Problem statement —
In the entries that follow, identify the line containing "What's the underlying" and return it together with all later lines, exactly as they appear.

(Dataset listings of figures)
● ● ● ●
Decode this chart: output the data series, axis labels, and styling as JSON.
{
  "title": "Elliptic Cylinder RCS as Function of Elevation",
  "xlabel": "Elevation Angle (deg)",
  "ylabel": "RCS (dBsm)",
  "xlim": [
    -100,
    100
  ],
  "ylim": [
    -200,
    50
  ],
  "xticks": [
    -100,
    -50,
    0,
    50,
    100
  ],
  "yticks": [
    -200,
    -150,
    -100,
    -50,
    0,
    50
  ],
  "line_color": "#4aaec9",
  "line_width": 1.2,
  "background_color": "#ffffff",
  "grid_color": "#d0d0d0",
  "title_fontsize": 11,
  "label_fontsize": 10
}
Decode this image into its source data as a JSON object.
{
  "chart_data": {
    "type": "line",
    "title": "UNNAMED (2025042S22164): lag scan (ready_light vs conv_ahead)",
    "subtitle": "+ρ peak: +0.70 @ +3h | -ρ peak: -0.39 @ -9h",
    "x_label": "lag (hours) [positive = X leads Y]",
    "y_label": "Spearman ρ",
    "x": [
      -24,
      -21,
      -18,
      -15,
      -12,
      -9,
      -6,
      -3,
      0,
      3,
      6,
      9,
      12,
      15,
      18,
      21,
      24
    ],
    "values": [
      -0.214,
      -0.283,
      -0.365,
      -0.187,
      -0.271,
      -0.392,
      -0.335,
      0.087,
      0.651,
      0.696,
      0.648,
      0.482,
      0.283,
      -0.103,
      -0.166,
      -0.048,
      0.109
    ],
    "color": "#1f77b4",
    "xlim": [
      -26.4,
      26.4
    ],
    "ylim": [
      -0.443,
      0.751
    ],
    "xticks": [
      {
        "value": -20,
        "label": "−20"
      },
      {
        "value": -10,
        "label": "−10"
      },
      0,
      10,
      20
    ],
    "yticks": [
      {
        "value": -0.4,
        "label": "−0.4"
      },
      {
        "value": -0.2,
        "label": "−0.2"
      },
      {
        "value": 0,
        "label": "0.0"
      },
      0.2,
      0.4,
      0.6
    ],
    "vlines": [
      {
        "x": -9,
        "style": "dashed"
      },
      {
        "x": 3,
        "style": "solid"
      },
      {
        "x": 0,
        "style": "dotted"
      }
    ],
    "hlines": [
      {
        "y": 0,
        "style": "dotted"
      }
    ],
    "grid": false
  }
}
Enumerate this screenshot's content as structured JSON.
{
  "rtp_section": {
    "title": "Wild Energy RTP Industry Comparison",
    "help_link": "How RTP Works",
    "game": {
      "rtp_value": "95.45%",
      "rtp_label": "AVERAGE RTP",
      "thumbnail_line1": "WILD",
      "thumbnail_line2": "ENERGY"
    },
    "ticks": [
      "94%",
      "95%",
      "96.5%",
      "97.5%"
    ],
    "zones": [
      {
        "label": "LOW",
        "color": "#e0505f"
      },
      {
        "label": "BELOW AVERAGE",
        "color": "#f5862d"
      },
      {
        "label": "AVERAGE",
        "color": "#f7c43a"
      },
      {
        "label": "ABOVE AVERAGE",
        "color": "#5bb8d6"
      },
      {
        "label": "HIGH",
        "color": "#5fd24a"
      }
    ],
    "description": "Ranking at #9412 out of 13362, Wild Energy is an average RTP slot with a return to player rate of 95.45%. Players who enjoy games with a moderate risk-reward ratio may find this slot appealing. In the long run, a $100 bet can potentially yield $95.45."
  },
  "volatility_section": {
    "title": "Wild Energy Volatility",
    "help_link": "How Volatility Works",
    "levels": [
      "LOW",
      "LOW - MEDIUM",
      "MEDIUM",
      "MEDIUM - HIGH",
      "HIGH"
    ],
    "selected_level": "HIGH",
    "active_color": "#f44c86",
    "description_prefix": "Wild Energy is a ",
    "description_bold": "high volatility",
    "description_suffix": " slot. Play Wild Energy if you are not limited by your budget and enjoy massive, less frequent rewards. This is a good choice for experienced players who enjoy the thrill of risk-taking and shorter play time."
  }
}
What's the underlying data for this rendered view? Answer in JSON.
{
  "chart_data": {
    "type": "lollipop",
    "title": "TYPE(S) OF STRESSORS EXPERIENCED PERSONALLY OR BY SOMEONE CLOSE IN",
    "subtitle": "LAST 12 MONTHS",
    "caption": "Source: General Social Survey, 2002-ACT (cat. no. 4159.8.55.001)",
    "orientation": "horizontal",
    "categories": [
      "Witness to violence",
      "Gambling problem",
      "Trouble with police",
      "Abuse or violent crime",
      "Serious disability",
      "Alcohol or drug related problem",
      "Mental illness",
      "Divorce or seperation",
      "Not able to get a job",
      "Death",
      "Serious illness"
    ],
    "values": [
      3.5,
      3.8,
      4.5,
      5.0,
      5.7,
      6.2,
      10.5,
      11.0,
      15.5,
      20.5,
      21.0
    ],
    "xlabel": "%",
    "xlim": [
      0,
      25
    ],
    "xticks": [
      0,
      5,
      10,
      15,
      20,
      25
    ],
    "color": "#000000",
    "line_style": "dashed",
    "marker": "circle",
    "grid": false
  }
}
● ● ● ●
Solution for this task —
What's the underlying data for this rendered view? Answer in JSON.
{
  "chart_data": {
    "type": "lollipop",
    "title": "TYPE(S) OF STRESSORS EXPERIENCED PERSONALLY OR BY SOMEONE CLOSE IN",
    "subtitle": "LAST 12 MONTHS",
    "caption": "Source: General Social Survey, 2002-ACT (cat. no. 4159.8.55.001)",
    "orientation": "horizontal",
    "categories": [
      "Witness to violence",
      "Gambling problem",
      "Trouble with police",
      "Abuse or violent crime",
      "Serious disability",
      "Alcohol or drug related problem",
      "Mental illness",
      "Divorce or seperation",
      "Not able to get a job",
      "Death",
      "Serious illness"
    ],
    "values": [
      3.5,
      3.8,
      4.5,
      5.0,
      5.7,
      6.2,
      10.5,
      11.0,
      15.5,
      20.5,
      21.0
    ],
    "xlabel": "%",
    "xlim": [
      0,
      25
    ],
    "xticks": [
      0,
      5,
      10,
      15,
      20,
      25
    ],
    "color": "#000000",
    "line_style": "dashed",
    "marker": "circle",
    "grid": false
  }
}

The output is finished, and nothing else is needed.